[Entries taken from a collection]
···
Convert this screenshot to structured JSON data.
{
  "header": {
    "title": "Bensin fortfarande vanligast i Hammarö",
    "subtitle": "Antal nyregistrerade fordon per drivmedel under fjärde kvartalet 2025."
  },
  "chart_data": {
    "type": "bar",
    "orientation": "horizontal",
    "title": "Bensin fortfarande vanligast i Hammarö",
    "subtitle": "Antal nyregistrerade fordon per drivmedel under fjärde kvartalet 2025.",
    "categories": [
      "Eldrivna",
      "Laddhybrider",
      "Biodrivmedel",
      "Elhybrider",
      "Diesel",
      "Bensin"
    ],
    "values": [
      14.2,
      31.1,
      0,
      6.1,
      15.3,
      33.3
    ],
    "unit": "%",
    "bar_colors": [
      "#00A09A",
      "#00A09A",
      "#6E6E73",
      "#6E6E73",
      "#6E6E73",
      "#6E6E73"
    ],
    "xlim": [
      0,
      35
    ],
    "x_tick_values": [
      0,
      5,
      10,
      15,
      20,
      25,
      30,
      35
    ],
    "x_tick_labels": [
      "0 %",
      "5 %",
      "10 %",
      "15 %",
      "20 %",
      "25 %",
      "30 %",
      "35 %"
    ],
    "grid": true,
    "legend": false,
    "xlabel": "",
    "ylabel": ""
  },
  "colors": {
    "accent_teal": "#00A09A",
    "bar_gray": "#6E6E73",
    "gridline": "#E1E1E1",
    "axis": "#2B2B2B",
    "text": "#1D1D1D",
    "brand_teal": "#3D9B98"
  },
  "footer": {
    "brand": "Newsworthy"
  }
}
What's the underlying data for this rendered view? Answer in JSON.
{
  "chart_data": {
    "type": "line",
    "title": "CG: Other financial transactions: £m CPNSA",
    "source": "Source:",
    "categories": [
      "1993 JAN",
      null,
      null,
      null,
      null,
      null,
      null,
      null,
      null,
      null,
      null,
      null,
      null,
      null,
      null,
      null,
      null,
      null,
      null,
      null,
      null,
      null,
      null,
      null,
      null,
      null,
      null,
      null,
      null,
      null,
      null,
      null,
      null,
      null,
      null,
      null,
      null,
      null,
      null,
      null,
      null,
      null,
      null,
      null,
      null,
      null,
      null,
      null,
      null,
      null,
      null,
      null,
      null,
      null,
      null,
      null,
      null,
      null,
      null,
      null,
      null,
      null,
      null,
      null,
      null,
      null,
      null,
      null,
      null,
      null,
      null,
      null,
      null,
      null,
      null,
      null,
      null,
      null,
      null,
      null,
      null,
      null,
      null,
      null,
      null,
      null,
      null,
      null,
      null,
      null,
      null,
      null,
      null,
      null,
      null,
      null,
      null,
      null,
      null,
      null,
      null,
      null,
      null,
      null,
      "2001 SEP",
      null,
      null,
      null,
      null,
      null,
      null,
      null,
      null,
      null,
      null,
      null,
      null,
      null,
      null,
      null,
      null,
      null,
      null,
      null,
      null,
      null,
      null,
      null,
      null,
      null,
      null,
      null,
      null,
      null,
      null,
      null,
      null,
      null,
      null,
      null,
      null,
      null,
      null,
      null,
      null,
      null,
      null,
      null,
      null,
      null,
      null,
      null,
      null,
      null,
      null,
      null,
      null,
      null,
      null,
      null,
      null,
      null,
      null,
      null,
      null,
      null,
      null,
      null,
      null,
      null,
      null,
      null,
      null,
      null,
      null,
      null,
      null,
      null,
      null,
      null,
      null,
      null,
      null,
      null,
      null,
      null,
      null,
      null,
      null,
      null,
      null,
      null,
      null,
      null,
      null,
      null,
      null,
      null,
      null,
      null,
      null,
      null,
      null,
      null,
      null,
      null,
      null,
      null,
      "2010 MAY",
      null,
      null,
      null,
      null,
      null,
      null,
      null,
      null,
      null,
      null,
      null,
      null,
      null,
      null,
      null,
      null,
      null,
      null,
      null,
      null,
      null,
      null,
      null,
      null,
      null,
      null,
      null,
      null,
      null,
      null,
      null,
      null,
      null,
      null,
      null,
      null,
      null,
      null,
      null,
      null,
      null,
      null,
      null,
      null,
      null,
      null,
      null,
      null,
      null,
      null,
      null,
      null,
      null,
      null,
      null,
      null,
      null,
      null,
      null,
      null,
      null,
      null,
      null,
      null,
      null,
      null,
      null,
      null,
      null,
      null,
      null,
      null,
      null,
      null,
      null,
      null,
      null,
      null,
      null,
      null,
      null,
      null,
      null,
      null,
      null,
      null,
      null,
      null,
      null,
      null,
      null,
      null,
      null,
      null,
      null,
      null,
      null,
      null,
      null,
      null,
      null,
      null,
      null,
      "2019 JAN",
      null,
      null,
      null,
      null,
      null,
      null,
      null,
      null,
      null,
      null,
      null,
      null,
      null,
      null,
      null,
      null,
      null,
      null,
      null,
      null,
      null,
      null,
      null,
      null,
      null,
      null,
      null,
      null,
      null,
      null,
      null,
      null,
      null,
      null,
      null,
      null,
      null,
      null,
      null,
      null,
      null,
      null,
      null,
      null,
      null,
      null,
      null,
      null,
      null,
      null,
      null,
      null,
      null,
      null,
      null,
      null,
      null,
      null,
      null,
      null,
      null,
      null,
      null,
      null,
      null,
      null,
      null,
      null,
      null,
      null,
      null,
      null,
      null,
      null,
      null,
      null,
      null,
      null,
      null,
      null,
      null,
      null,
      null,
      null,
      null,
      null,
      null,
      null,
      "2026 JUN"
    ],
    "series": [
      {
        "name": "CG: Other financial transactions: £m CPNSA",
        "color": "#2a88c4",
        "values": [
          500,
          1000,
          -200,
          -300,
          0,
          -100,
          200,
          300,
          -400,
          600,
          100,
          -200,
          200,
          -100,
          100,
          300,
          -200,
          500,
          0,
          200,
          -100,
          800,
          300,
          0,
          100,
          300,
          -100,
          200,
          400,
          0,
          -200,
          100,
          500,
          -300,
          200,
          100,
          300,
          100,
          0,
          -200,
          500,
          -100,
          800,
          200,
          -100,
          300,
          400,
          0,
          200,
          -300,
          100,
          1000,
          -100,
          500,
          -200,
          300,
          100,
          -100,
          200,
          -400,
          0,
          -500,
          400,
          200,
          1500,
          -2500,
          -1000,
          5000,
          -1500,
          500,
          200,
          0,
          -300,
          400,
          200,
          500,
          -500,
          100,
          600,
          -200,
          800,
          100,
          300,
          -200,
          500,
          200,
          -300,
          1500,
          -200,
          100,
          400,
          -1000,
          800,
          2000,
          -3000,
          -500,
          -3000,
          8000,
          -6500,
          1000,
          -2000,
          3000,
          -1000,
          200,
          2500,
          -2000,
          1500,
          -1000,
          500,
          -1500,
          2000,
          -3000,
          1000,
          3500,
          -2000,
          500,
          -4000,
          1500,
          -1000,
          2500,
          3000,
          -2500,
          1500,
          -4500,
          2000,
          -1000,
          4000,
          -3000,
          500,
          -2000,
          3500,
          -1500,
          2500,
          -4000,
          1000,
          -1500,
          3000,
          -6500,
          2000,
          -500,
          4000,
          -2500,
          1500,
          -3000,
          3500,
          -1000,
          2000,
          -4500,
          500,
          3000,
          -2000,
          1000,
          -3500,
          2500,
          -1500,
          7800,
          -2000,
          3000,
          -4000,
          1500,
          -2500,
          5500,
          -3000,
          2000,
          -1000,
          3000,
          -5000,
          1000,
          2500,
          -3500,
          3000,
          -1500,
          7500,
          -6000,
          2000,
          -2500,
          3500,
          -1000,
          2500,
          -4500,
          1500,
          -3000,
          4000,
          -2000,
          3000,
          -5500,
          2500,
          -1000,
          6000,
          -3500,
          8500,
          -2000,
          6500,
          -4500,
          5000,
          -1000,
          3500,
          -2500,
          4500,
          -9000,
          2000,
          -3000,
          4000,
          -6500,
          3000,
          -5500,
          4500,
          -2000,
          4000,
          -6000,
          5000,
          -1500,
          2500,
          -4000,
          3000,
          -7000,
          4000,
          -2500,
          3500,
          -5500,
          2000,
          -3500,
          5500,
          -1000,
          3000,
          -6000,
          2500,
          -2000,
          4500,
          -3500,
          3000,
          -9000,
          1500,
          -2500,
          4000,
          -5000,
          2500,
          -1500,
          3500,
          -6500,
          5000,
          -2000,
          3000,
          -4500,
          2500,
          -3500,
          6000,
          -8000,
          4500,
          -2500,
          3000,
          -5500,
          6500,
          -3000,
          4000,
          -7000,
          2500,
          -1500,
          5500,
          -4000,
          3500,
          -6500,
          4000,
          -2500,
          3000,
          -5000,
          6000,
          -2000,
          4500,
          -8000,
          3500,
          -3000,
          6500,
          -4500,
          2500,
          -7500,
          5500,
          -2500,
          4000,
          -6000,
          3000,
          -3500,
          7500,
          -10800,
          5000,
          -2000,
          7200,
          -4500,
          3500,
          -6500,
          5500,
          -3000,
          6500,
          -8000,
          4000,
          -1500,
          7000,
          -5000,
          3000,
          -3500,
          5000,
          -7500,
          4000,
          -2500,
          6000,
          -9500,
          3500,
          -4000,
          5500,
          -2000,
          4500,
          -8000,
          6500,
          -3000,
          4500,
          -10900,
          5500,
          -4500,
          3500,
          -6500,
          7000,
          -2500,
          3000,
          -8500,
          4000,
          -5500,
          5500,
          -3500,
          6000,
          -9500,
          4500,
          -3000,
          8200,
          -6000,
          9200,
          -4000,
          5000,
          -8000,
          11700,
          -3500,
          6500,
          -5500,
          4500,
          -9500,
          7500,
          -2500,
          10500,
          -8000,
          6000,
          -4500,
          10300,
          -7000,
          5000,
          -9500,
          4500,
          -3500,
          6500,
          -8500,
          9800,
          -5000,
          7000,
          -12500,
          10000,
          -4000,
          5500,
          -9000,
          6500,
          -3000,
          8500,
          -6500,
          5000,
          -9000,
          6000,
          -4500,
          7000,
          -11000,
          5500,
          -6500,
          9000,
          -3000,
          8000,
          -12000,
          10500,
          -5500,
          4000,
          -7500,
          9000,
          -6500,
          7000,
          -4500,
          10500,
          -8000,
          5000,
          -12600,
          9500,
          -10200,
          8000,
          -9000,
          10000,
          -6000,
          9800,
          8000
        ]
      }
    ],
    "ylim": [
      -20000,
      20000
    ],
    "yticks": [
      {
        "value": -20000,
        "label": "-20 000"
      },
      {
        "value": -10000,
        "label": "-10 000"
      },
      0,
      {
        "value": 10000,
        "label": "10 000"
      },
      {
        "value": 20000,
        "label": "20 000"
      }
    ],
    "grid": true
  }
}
···
Give back only a number, the number of lines where the string "this" occurs.

**Complete answer:**
2